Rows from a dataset
━━━━
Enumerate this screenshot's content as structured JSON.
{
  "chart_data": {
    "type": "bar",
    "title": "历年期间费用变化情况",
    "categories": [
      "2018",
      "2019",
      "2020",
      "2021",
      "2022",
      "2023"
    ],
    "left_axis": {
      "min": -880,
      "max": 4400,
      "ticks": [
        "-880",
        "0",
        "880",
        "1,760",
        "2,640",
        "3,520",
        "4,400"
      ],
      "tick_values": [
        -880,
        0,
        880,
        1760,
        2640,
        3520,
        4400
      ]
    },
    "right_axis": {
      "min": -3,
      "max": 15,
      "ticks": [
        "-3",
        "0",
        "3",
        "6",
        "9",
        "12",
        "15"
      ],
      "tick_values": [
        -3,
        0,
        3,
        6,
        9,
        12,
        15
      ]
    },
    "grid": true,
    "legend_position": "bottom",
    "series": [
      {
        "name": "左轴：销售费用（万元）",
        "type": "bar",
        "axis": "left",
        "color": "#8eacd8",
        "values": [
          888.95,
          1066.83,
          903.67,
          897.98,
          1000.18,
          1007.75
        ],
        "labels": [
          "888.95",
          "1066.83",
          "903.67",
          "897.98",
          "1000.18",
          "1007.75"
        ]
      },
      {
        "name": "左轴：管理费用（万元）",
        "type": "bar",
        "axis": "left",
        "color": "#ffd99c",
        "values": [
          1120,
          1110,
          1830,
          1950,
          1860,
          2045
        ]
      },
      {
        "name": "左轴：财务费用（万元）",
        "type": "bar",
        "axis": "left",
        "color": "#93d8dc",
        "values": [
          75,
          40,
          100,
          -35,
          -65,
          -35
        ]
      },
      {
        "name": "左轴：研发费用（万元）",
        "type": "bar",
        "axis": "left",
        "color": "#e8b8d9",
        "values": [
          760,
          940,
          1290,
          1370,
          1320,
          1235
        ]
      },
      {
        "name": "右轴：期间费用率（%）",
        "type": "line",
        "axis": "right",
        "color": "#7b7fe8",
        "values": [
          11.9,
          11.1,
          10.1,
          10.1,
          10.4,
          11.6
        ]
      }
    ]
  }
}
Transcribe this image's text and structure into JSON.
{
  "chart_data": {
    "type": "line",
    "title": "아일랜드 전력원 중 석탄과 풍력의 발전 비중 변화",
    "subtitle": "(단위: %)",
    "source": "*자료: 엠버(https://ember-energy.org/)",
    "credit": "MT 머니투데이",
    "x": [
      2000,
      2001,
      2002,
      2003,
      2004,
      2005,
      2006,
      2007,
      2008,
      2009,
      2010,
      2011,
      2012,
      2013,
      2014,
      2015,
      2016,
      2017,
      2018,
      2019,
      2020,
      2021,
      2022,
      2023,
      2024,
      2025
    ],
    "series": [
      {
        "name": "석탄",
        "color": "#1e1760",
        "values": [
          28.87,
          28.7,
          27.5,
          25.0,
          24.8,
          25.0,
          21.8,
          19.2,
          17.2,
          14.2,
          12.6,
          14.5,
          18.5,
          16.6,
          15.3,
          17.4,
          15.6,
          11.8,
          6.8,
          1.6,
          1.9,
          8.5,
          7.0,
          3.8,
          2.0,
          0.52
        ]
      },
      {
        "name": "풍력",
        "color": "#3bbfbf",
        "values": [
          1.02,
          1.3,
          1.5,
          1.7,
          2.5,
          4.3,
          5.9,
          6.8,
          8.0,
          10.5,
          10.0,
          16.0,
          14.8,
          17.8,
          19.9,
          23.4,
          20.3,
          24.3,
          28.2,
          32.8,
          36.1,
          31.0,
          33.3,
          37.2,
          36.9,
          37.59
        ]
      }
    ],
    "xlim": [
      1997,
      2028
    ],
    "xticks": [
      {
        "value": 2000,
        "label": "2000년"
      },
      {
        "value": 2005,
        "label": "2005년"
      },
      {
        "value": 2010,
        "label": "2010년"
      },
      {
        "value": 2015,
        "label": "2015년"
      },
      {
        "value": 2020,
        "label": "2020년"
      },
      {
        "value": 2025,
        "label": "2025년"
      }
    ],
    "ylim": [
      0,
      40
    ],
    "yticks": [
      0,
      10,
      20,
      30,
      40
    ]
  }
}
━━━━
▶ [Objective] Find the word "name" and list each line it appears in.

▶ [Result for this exercise]
        "name": "左轴：销售费用（万元）",
        "name": "左轴：管理费用（万元）",
        "name": "左轴：财务费用（万元）",
        "name": "左轴：研发费用（万元）",
        "name": "右轴：期间费用率（%）",
        "name": "석탄",
        "name": "풍력",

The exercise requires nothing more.